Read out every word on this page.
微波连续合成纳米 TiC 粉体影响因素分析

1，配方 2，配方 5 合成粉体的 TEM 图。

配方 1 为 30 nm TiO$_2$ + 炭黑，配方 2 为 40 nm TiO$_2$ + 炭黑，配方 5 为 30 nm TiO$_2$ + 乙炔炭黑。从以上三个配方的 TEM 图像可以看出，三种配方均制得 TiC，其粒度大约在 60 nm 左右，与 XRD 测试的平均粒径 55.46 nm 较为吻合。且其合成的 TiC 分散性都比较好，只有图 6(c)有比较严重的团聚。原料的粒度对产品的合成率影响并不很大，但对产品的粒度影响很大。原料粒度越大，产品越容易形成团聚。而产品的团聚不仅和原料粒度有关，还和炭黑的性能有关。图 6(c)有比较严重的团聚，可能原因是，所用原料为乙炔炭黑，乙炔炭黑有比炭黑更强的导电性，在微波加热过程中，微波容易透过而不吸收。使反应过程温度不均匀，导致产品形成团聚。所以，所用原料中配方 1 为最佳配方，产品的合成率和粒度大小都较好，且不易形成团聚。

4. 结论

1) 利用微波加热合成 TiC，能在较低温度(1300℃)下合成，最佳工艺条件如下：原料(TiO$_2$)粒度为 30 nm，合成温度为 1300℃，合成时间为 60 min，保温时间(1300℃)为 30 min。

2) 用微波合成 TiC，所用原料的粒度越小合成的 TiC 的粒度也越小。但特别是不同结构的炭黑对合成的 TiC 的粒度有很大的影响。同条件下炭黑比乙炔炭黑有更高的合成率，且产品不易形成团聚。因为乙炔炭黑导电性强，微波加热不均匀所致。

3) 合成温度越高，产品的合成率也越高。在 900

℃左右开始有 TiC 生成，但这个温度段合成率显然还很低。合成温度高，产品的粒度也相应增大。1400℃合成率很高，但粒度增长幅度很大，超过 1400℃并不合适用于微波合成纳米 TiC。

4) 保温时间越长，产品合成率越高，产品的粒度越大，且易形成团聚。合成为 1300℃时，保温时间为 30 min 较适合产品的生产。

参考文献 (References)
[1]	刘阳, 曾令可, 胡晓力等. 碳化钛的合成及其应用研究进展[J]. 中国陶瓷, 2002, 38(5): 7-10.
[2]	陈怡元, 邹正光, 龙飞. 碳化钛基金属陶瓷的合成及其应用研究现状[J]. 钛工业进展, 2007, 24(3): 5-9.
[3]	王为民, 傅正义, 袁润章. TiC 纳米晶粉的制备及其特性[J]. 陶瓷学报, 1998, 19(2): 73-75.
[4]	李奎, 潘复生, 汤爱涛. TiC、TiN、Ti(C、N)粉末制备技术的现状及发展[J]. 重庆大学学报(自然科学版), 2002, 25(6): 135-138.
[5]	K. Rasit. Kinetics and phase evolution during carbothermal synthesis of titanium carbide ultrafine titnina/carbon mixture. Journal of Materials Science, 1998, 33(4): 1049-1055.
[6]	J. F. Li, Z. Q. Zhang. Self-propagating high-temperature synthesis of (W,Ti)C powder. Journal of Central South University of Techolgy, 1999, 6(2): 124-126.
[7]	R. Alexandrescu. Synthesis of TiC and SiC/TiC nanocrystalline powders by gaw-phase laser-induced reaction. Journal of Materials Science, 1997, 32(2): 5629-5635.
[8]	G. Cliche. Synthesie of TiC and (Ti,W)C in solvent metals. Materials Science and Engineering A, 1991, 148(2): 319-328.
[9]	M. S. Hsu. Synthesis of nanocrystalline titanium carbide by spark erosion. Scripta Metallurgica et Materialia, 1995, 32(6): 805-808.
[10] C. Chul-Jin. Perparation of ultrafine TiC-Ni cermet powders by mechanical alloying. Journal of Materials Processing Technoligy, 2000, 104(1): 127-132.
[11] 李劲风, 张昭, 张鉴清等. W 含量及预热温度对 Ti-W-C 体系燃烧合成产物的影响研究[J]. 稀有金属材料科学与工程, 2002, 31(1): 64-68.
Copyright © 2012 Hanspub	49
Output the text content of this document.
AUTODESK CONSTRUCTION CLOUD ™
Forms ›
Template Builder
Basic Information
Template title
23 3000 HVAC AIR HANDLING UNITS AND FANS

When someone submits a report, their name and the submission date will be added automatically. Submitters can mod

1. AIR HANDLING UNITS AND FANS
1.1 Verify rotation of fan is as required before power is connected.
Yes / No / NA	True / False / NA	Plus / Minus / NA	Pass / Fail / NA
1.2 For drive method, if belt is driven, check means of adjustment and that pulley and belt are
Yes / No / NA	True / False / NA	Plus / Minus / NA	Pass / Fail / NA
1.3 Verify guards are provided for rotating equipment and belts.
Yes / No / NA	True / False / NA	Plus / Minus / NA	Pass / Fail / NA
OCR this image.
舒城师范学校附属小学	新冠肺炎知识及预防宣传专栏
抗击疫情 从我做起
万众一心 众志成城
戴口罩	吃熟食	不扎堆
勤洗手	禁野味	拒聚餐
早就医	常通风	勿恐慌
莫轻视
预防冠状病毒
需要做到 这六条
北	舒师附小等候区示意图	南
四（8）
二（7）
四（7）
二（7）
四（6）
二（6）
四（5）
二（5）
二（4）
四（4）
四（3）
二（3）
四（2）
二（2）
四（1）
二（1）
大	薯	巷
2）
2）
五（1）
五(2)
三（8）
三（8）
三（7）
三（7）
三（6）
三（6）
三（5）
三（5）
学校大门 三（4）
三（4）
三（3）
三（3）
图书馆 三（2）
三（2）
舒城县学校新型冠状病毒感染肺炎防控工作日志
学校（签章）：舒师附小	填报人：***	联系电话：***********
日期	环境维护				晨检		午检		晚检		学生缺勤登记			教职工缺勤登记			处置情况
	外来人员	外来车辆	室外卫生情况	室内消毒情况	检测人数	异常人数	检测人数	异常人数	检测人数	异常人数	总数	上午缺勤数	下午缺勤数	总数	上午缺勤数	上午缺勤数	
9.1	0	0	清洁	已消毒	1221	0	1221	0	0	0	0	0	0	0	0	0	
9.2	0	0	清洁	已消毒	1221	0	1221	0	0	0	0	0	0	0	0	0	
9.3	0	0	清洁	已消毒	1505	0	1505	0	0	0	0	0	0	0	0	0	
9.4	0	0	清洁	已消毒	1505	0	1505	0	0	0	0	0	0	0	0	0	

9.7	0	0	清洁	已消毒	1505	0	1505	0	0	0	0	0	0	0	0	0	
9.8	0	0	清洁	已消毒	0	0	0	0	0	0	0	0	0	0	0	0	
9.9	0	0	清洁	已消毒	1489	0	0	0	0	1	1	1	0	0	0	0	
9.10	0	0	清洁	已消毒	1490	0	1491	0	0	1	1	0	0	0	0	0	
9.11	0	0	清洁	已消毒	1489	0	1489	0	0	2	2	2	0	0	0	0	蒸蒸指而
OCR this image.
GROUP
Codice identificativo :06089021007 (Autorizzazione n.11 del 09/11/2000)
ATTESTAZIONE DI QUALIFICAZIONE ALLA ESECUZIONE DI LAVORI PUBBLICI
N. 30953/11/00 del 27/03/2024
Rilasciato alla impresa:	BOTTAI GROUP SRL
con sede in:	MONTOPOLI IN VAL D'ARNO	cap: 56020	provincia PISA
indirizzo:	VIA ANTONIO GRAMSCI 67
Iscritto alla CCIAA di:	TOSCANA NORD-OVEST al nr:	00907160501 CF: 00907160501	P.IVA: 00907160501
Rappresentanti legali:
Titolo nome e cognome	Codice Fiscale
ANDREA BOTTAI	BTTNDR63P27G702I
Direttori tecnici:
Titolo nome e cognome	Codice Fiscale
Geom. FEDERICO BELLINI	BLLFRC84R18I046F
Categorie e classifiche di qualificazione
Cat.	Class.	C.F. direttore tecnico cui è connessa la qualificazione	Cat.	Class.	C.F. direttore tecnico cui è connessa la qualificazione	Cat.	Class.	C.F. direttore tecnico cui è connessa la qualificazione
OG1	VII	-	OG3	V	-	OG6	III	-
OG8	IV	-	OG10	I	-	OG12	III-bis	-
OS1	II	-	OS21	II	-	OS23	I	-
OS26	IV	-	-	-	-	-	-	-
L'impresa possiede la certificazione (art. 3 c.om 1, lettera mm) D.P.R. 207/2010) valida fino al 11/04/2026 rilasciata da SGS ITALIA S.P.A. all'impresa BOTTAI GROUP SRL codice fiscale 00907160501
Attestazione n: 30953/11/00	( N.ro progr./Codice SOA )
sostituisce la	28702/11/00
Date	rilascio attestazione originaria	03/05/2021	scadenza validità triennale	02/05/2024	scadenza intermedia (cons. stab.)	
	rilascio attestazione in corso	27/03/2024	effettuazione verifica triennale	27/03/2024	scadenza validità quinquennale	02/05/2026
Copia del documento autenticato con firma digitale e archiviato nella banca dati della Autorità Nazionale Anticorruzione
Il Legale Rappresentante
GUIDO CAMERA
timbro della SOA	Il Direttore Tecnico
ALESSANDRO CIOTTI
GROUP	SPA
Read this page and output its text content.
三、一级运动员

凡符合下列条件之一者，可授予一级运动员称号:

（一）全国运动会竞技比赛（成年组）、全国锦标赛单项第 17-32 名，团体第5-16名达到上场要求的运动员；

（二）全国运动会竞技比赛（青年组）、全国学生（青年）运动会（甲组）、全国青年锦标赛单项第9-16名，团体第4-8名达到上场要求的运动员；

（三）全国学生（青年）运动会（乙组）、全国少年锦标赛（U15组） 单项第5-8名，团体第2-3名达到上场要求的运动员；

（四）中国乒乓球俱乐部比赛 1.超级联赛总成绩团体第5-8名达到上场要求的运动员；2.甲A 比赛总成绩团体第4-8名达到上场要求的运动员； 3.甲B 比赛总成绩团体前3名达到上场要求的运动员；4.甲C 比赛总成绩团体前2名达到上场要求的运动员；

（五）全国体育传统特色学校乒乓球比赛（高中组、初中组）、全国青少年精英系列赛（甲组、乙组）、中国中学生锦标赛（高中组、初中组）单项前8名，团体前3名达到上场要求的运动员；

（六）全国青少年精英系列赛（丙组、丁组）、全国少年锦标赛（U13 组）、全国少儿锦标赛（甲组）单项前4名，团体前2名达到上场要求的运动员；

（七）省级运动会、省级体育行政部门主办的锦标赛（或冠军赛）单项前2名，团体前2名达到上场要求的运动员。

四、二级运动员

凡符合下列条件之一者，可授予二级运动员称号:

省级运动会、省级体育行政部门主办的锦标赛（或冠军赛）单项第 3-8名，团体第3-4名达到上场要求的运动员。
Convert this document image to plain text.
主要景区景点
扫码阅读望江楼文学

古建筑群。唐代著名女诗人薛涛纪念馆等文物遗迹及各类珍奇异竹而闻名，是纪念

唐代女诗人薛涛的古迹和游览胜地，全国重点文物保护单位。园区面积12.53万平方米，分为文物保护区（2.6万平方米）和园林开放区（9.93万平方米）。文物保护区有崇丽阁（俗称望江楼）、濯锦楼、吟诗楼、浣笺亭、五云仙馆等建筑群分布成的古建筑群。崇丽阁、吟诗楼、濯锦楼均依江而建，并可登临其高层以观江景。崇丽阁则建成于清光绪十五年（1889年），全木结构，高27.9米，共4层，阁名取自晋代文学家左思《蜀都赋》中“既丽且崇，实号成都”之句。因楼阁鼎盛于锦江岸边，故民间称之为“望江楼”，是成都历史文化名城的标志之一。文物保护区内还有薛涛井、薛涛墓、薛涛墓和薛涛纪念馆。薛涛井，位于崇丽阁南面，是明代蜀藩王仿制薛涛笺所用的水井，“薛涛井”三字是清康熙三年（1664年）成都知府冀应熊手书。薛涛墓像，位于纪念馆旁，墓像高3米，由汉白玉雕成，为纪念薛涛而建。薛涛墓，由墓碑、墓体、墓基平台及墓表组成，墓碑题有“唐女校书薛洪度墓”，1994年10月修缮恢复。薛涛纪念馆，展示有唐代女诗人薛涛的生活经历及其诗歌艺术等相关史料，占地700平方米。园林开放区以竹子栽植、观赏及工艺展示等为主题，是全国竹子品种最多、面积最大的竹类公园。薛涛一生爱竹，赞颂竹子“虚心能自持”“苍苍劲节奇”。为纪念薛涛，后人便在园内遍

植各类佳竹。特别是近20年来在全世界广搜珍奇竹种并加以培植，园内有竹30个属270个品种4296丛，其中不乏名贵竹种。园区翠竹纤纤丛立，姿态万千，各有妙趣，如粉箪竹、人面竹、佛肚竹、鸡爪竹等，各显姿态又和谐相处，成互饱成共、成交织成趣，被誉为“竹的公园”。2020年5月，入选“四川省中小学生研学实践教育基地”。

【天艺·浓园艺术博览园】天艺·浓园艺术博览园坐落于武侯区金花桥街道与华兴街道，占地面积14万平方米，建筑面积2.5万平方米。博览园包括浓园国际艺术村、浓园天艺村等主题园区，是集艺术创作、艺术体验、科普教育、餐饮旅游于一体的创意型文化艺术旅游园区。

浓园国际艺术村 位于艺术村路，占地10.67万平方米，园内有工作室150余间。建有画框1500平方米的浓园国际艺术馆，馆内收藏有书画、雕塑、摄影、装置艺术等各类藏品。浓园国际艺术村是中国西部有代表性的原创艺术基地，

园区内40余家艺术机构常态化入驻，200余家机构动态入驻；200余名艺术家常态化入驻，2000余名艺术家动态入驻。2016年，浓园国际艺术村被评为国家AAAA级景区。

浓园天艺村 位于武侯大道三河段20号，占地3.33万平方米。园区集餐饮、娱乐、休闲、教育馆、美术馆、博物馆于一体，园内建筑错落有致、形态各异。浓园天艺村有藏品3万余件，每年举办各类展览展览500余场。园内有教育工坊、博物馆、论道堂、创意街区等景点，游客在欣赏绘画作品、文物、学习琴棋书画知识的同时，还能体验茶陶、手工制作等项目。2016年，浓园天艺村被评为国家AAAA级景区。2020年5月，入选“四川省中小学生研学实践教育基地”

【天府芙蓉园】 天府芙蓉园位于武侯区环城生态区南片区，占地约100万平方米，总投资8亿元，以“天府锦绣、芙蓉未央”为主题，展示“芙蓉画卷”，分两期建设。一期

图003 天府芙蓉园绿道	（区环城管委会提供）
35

================

## Written task
Go through the entries above and count the lines containing the word "UNITS"; give only that count.

## Answer to the problem
2